■ Objective ■
Working from the line that contains "Read out every word on this page." down to the last line below, repeat each line exactly.

■ Given data ■
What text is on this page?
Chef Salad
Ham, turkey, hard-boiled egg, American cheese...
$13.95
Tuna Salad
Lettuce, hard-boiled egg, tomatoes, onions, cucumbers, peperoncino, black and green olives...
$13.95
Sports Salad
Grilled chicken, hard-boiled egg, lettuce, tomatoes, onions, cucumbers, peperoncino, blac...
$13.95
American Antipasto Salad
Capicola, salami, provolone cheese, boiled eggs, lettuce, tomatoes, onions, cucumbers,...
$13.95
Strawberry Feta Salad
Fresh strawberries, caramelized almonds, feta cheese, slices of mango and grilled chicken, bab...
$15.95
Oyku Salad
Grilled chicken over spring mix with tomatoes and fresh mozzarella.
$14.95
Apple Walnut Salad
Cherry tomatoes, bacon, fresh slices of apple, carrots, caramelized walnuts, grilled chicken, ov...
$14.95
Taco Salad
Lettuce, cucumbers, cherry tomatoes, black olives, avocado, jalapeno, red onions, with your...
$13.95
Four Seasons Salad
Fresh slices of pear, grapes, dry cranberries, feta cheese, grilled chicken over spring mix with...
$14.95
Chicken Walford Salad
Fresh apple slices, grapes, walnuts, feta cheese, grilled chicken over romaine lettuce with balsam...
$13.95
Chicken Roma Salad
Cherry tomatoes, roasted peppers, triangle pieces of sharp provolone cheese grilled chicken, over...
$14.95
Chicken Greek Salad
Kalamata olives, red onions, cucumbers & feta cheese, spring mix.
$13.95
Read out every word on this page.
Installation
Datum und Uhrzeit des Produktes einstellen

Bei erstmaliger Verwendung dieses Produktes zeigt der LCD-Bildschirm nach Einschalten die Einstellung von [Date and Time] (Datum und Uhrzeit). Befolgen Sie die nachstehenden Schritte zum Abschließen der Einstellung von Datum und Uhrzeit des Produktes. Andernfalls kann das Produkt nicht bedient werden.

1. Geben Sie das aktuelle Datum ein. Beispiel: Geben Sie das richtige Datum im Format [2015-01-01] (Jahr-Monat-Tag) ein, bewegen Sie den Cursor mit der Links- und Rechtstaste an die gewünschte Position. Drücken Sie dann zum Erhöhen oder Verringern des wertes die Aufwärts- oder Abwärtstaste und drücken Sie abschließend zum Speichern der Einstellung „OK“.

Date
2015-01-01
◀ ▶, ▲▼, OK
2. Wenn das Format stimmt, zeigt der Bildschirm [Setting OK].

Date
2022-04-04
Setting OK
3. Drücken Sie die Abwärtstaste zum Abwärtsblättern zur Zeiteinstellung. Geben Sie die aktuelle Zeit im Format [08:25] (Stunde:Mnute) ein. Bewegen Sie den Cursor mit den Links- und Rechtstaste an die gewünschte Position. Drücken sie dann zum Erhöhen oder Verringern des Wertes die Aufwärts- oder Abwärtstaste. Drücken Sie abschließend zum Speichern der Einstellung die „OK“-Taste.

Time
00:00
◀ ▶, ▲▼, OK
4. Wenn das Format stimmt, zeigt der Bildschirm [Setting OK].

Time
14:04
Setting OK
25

■ Expected answer ■
Read out every word on this page.
Installation
Datum und Uhrzeit des Produktes einstellen

Bei erstmaliger Verwendung dieses Produktes zeigt der LCD-Bildschirm nach Einschalten die Einstellung von [Date and Time] (Datum und Uhrzeit). Befolgen Sie die nachstehenden Schritte zum Abschließen der Einstellung von Datum und Uhrzeit des Produktes. Andernfalls kann das Produkt nicht bedient werden.

1. Geben Sie das aktuelle Datum ein. Beispiel: Geben Sie das richtige Datum im Format [2015-01-01] (Jahr-Monat-Tag) ein, bewegen Sie den Cursor mit der Links- und Rechtstaste an die gewünschte Position. Drücken Sie dann zum Erhöhen oder Verringern des wertes die Aufwärts- oder Abwärtstaste und drücken Sie abschließend zum Speichern der Einstellung „OK“.

Date
2015-01-01
◀ ▶, ▲▼, OK
2. Wenn das Format stimmt, zeigt der Bildschirm [Setting OK].

Date
2022-04-04
Setting OK
3. Drücken Sie die Abwärtstaste zum Abwärtsblättern zur Zeiteinstellung. Geben Sie die aktuelle Zeit im Format [08:25] (Stunde:Mnute) ein. Bewegen Sie den Cursor mit den Links- und Rechtstaste an die gewünschte Position. Drücken sie dann zum Erhöhen oder Verringern des Wertes die Aufwärts- oder Abwärtstaste. Drücken Sie abschließend zum Speichern der Einstellung die „OK“-Taste.

Time
00:00
◀ ▶, ▲▼, OK
4. Wenn das Format stimmt, zeigt der Bildschirm [Setting OK].

Time
14:04
Setting OK
25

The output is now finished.